§ **Aim of the exercise**
Set down all of the data exactly as it appears.

## START Supplied data

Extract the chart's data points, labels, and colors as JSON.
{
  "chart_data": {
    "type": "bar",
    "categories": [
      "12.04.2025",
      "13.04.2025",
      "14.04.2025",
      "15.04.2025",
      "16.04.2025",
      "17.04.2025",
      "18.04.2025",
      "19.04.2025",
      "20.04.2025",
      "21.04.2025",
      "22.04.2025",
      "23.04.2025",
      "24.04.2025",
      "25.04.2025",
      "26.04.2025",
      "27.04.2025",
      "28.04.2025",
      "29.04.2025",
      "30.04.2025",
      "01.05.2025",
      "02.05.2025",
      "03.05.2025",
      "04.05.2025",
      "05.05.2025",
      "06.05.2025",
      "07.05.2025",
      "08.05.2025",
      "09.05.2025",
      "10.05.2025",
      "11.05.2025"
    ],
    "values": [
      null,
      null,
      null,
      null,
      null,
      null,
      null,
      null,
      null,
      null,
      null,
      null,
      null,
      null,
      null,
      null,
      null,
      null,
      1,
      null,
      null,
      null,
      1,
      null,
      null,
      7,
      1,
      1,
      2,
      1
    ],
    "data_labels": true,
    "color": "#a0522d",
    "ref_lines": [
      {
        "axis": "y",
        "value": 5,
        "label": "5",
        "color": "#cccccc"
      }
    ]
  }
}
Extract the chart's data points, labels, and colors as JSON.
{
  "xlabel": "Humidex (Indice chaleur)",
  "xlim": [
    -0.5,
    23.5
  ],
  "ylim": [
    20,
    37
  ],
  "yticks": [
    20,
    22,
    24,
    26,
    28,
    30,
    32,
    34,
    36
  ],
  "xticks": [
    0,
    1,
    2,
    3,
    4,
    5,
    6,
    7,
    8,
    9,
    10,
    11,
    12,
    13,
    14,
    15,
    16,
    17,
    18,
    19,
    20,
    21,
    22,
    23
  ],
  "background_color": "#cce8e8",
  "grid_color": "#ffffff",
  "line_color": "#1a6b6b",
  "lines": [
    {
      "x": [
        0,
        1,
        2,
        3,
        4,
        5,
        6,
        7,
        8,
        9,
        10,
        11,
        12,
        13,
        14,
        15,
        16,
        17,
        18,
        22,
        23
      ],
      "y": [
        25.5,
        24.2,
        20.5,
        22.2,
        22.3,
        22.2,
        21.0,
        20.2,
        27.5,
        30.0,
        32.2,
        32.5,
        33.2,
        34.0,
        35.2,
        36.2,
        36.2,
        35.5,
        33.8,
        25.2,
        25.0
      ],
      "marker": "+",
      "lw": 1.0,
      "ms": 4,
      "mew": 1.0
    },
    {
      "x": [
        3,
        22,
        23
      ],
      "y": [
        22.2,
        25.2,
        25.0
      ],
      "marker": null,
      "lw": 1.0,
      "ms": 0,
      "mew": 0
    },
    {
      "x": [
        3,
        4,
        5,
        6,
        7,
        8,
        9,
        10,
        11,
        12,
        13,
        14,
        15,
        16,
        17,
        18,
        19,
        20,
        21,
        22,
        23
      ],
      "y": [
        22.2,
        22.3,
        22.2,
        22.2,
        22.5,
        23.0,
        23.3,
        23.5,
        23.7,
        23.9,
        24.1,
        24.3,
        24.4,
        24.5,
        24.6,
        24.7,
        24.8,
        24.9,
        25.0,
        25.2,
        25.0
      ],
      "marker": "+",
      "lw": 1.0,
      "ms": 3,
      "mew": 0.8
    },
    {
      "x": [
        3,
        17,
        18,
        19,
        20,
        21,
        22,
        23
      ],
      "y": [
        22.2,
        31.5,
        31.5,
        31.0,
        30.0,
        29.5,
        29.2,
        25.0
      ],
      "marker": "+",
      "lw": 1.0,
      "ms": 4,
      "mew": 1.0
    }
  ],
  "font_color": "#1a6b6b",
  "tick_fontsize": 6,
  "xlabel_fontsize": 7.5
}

## END Supplied data

§ **Task result**
Extract the chart's data points, labels, and colors as JSON.
{
  "chart_data": {
    "type": "bar",
    "categories": [
      "12.04.2025",
      "13.04.2025",
      "14.04.2025",
      "15.04.2025",
      "16.04.2025",
      "17.04.2025",
      "18.04.2025",
      "19.04.2025",
      "20.04.2025",
      "21.04.2025",
      "22.04.2025",
      "23.04.2025",
      "24.04.2025",
      "25.04.2025",
      "26.04.2025",
      "27.04.2025",
      "28.04.2025",
      "29.04.2025",
      "30.04.2025",
      "01.05.2025",
      "02.05.2025",
      "03.05.2025",
      "04.05.2025",
      "05.05.2025",
      "06.05.2025",
      "07.05.2025",
      "08.05.2025",
      "09.05.2025",
      "10.05.2025",
      "11.05.2025"
    ],
    "values": [
      null,
      null,
      null,
      null,
      null,
      null,
      null,
      null,
      null,
      null,
      null,
      null,
      null,
      null,
      null,
      null,
      null,
      null,
      1,
      null,
      null,
      null,
      1,
      null,
      null,
      7,
      1,
      1,
      2,
      1
    ],
    "data_labels": true,
    "color": "#a0522d",
    "ref_lines": [
      {
        "axis": "y",
        "value": 5,
        "label": "5",
        "color": "#cccccc"
      }
    ]
  }
}
Extract the chart's data points, labels, and colors as JSON.
{
  "xlabel": "Humidex (Indice chaleur)",
  "xlim": [
    -0.5,
    23.5
  ],
  "ylim": [
    20,
    37
  ],
  "yticks": [
    20,
    22,
    24,
    26,
    28,
    30,
    32,
    34,
    36
  ],
  "xticks": [
    0,
    1,
    2,
    3,
    4,
    5,
    6,
    7,
    8,
    9,
    10,
    11,
    12,
    13,
    14,
    15,
    16,
    17,
    18,
    19,
    20,
    21,
    22,
    23
  ],
  "background_color": "#cce8e8",
  "grid_color": "#ffffff",
  "line_color": "#1a6b6b",
  "lines": [
    {
      "x": [
        0,
        1,
        2,
        3,
        4,
        5,
        6,
        7,
        8,
        9,
        10,
        11,
        12,
        13,
        14,
        15,
        16,
        17,
        18,
        22,
        23
      ],
      "y": [
        25.5,
        24.2,
        20.5,
        22.2,
        22.3,
        22.2,
        21.0,
        20.2,
        27.5,
        30.0,
        32.2,
        32.5,
        33.2,
        34.0,
        35.2,
        36.2,
        36.2,
        35.5,
        33.8,
        25.2,
        25.0
      ],
      "marker": "+",
      "lw": 1.0,
      "ms": 4,
      "mew": 1.0
    },
    {
      "x": [
        3,
        22,
        23
      ],
      "y": [
        22.2,
        25.2,
        25.0
      ],
      "marker": null,
      "lw": 1.0,
      "ms": 0,
      "mew": 0
    },
    {
      "x": [
        3,
        4,
        5,
        6,
        7,
        8,
        9,
        10,
        11,
        12,
        13,
        14,
        15,
        16,
        17,
        18,
        19,
        20,
        21,
        22,
        23
      ],
      "y": [
        22.2,
        22.3,
        22.2,
        22.2,
        22.5,
        23.0,
        23.3,
        23.5,
        23.7,
        23.9,
        24.1,
        24.3,
        24.4,
        24.5,
        24.6,
        24.7,
        24.8,
        24.9,
        25.0,
        25.2,
        25.0
      ],
      "marker": "+",
      "lw": 1.0,
      "ms": 3,
      "mew": 0.8
    },
    {
      "x": [
        3,
        17,
        18,
        19,
        20,
        21,
        22,
        23
      ],
      "y": [
        22.2,
        31.5,
        31.5,
        31.0,
        30.0,
        29.5,
        29.2,
        25.0
      ],
      "marker": "+",
      "lw": 1.0,
      "ms": 4,
      "mew": 1.0
    }
  ],
  "font_color": "#1a6b6b",
  "tick_fontsize": 6,
  "xlabel_fontsize": 7.5
}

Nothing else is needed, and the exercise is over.